=== What this task involves ===
Any picture among the records should be left out, please; retype the rest exactly.
***** Data listing *****
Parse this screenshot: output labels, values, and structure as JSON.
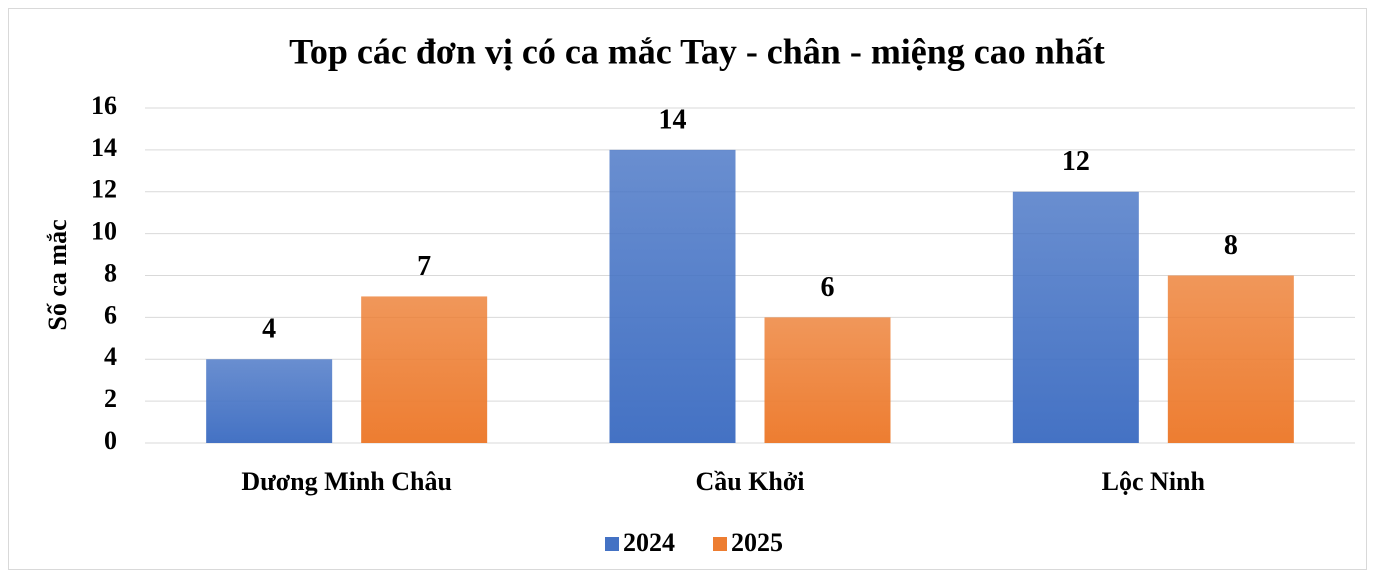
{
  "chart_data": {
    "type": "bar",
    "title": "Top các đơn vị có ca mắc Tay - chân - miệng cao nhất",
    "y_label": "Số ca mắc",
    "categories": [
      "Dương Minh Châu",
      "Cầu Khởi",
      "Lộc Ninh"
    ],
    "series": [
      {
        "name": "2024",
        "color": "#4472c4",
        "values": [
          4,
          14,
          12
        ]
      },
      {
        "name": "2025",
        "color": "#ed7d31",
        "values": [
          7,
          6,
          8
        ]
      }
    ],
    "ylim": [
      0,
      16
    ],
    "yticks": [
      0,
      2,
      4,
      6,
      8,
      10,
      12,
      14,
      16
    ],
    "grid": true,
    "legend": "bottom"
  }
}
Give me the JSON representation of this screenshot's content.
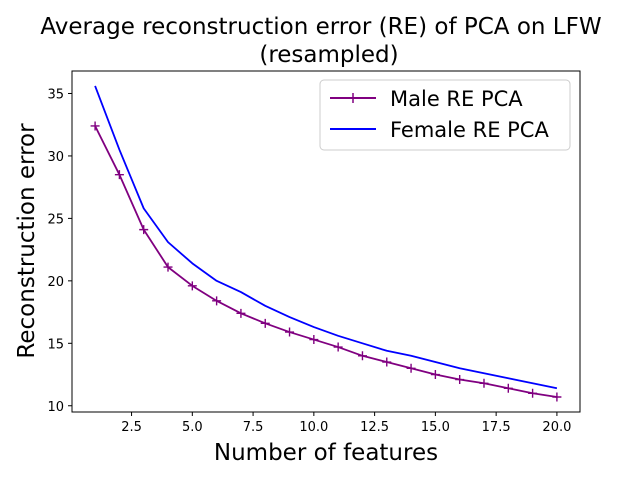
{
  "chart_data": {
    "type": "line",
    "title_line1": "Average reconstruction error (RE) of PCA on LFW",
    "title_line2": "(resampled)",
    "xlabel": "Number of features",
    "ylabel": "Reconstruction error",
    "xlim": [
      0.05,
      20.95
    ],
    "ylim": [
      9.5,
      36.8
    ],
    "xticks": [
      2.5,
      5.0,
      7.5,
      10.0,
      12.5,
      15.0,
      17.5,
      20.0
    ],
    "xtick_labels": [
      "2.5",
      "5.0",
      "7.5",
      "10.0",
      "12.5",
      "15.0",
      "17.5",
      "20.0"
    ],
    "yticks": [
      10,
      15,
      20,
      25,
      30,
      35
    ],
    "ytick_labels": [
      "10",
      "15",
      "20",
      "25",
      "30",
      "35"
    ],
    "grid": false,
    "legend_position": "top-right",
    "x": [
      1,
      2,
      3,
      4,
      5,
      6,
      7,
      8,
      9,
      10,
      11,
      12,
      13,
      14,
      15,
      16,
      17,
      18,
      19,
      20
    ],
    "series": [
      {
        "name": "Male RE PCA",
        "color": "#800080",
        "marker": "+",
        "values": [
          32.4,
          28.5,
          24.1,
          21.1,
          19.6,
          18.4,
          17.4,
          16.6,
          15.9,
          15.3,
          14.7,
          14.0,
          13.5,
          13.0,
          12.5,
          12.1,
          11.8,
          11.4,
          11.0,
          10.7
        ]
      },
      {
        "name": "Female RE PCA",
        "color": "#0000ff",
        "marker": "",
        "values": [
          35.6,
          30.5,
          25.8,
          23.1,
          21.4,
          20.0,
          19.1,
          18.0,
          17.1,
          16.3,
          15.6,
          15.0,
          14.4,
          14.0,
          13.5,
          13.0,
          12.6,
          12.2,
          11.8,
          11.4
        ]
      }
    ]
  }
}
*****
=== Expected output ===
Parse this screenshot: output labels, values, and structure as JSON.
{
  "chart_data": {
    "type": "bar",
    "title": "Top các đơn vị có ca mắc Tay - chân - miệng cao nhất",
    "y_label": "Số ca mắc",
    "categories": [
      "Dương Minh Châu",
      "Cầu Khởi",
      "Lộc Ninh"
    ],
    "series": [
      {
        "name": "2024",
        "color": "#4472c4",
        "values": [
          4,
          14,
          12
        ]
      },
      {
        "name": "2025",
        "color": "#ed7d31",
        "values": [
          7,
          6,
          8
        ]
      }
    ],
    "ylim": [
      0,
      16
    ],
    "yticks": [
      0,
      2,
      4,
      6,
      8,
      10,
      12,
      14,
      16
    ],
    "grid": true,
    "legend": "bottom"
  }
}
Give me the JSON representation of this screenshot's content.
{
  "chart_data": {
    "type": "line",
    "title_line1": "Average reconstruction error (RE) of PCA on LFW",
    "title_line2": "(resampled)",
    "xlabel": "Number of features",
    "ylabel": "Reconstruction error",
    "xlim": [
      0.05,
      20.95
    ],
    "ylim": [
      9.5,
      36.8
    ],
    "xticks": [
      2.5,
      5.0,
      7.5,
      10.0,
      12.5,
      15.0,
      17.5,
      20.0
    ],
    "xtick_labels": [
      "2.5",
      "5.0",
      "7.5",
      "10.0",
      "12.5",
      "15.0",
      "17.5",
      "20.0"
    ],
    "yticks": [
      10,
      15,
      20,
      25,
      30,
      35
    ],
    "ytick_labels": [
      "10",
      "15",
      "20",
      "25",
      "30",
      "35"
    ],
    "grid": false,
    "legend_position": "top-right",
    "x": [
      1,
      2,
      3,
      4,
      5,
      6,
      7,
      8,
      9,
      10,
      11,
      12,
      13,
      14,
      15,
      16,
      17,
      18,
      19,
      20
    ],
    "series": [
      {
        "name": "Male RE PCA",
        "color": "#800080",
        "marker": "+",
        "values": [
          32.4,
          28.5,
          24.1,
          21.1,
          19.6,
          18.4,
          17.4,
          16.6,
          15.9,
          15.3,
          14.7,
          14.0,
          13.5,
          13.0,
          12.5,
          12.1,
          11.8,
          11.4,
          11.0,
          10.7
        ]
      },
      {
        "name": "Female RE PCA",
        "color": "#0000ff",
        "marker": "",
        "values": [
          35.6,
          30.5,
          25.8,
          23.1,
          21.4,
          20.0,
          19.1,
          18.0,
          17.1,
          16.3,
          15.6,
          15.0,
          14.4,
          14.0,
          13.5,
          13.0,
          12.6,
          12.2,
          11.8,
          11.4
        ]
      }
    ]
  }
}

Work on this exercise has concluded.